▶ WHAT THIS TASK INVOLVES:
Your task is to reproduce the entries below word for word.

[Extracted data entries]
= = =

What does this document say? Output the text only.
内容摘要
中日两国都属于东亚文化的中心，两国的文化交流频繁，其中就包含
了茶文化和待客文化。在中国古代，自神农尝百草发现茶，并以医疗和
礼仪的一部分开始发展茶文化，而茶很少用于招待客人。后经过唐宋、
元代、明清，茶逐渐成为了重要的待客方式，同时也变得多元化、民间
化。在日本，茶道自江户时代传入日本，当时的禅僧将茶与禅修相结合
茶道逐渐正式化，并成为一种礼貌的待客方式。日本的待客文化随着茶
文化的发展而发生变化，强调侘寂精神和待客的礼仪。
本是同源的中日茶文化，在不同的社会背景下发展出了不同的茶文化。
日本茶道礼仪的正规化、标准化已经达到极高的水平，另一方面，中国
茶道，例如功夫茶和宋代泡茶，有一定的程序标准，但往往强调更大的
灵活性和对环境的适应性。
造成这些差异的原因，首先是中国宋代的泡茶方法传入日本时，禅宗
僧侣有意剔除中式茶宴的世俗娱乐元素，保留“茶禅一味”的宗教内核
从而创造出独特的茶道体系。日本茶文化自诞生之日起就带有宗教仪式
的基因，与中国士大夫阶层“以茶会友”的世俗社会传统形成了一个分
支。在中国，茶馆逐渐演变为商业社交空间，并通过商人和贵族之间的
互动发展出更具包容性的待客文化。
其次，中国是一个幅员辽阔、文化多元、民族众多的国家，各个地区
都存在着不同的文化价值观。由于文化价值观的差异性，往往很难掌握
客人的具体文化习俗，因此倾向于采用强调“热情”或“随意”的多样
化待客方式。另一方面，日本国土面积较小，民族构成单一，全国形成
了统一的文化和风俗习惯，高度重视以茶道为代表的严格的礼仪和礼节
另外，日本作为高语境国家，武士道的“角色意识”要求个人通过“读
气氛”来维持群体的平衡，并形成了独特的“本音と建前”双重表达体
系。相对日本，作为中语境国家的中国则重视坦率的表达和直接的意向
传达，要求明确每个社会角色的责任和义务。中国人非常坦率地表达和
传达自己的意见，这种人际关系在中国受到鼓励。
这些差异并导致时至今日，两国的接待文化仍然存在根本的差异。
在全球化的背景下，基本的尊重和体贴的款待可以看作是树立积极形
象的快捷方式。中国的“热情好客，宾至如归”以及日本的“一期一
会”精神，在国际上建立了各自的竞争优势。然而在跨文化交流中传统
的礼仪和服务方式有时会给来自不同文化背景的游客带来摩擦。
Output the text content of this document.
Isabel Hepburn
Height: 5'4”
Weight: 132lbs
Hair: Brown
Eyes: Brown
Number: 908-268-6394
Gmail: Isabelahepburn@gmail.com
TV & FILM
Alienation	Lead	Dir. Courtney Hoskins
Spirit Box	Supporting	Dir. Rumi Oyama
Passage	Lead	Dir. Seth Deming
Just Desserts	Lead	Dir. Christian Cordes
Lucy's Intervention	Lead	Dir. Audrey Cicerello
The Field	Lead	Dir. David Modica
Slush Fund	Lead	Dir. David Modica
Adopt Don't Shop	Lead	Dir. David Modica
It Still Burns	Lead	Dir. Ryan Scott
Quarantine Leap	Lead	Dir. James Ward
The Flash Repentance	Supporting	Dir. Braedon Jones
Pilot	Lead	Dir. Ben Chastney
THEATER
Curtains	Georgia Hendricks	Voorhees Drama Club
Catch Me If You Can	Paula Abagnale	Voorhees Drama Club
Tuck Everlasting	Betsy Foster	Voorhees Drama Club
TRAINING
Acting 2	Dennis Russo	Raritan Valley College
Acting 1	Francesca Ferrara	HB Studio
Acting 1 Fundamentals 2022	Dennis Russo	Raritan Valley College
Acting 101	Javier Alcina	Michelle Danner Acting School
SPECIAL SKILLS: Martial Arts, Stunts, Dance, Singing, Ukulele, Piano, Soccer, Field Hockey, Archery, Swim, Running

= = =

▶ SOLUTION BELOW:
What does this document say? Output the text only.
内容摘要
中日两国都属于东亚文化的中心，两国的文化交流频繁，其中就包含
了茶文化和待客文化。在中国古代，自神农尝百草发现茶，并以医疗和
礼仪的一部分开始发展茶文化，而茶很少用于招待客人。后经过唐宋、
元代、明清，茶逐渐成为了重要的待客方式，同时也变得多元化、民间
化。在日本，茶道自江户时代传入日本，当时的禅僧将茶与禅修相结合
茶道逐渐正式化，并成为一种礼貌的待客方式。日本的待客文化随着茶
文化的发展而发生变化，强调侘寂精神和待客的礼仪。
本是同源的中日茶文化，在不同的社会背景下发展出了不同的茶文化。
日本茶道礼仪的正规化、标准化已经达到极高的水平，另一方面，中国
茶道，例如功夫茶和宋代泡茶，有一定的程序标准，但往往强调更大的
灵活性和对环境的适应性。
造成这些差异的原因，首先是中国宋代的泡茶方法传入日本时，禅宗
僧侣有意剔除中式茶宴的世俗娱乐元素，保留“茶禅一味”的宗教内核
从而创造出独特的茶道体系。日本茶文化自诞生之日起就带有宗教仪式
的基因，与中国士大夫阶层“以茶会友”的世俗社会传统形成了一个分
支。在中国，茶馆逐渐演变为商业社交空间，并通过商人和贵族之间的
互动发展出更具包容性的待客文化。
其次，中国是一个幅员辽阔、文化多元、民族众多的国家，各个地区
都存在着不同的文化价值观。由于文化价值观的差异性，往往很难掌握
客人的具体文化习俗，因此倾向于采用强调“热情”或“随意”的多样
化待客方式。另一方面，日本国土面积较小，民族构成单一，全国形成
了统一的文化和风俗习惯，高度重视以茶道为代表的严格的礼仪和礼节
另外，日本作为高语境国家，武士道的“角色意识”要求个人通过“读
气氛”来维持群体的平衡，并形成了独特的“本音と建前”双重表达体
系。相对日本，作为中语境国家的中国则重视坦率的表达和直接的意向
传达，要求明确每个社会角色的责任和义务。中国人非常坦率地表达和
传达自己的意见，这种人际关系在中国受到鼓励。
这些差异并导致时至今日，两国的接待文化仍然存在根本的差异。
在全球化的背景下，基本的尊重和体贴的款待可以看作是树立积极形
象的快捷方式。中国的“热情好客，宾至如归”以及日本的“一期一
会”精神，在国际上建立了各自的竞争优势。然而在跨文化交流中传统
的礼仪和服务方式有时会给来自不同文化背景的游客带来摩擦。
Output the text content of this document.
Isabel Hepburn
Height: 5'4”
Weight: 132lbs
Hair: Brown
Eyes: Brown
Number: 908-268-6394
Gmail: Isabelahepburn@gmail.com
TV & FILM
Alienation	Lead	Dir. Courtney Hoskins
Spirit Box	Supporting	Dir. Rumi Oyama
Passage	Lead	Dir. Seth Deming
Just Desserts	Lead	Dir. Christian Cordes
Lucy's Intervention	Lead	Dir. Audrey Cicerello
The Field	Lead	Dir. David Modica
Slush Fund	Lead	Dir. David Modica
Adopt Don't Shop	Lead	Dir. David Modica
It Still Burns	Lead	Dir. Ryan Scott
Quarantine Leap	Lead	Dir. James Ward
The Flash Repentance	Supporting	Dir. Braedon Jones
Pilot	Lead	Dir. Ben Chastney
THEATER
Curtains	Georgia Hendricks	Voorhees Drama Club
Catch Me If You Can	Paula Abagnale	Voorhees Drama Club
Tuck Everlasting	Betsy Foster	Voorhees Drama Club
TRAINING
Acting 2	Dennis Russo	Raritan Valley College
Acting 1	Francesca Ferrara	HB Studio
Acting 1 Fundamentals 2022	Dennis Russo	Raritan Valley College
Acting 101	Javier Alcina	Michelle Danner Acting School
SPECIAL SKILLS: Martial Arts, Stunts, Dance, Singing, Ukulele, Piano, Soccer, Field Hockey, Archery, Swim, Running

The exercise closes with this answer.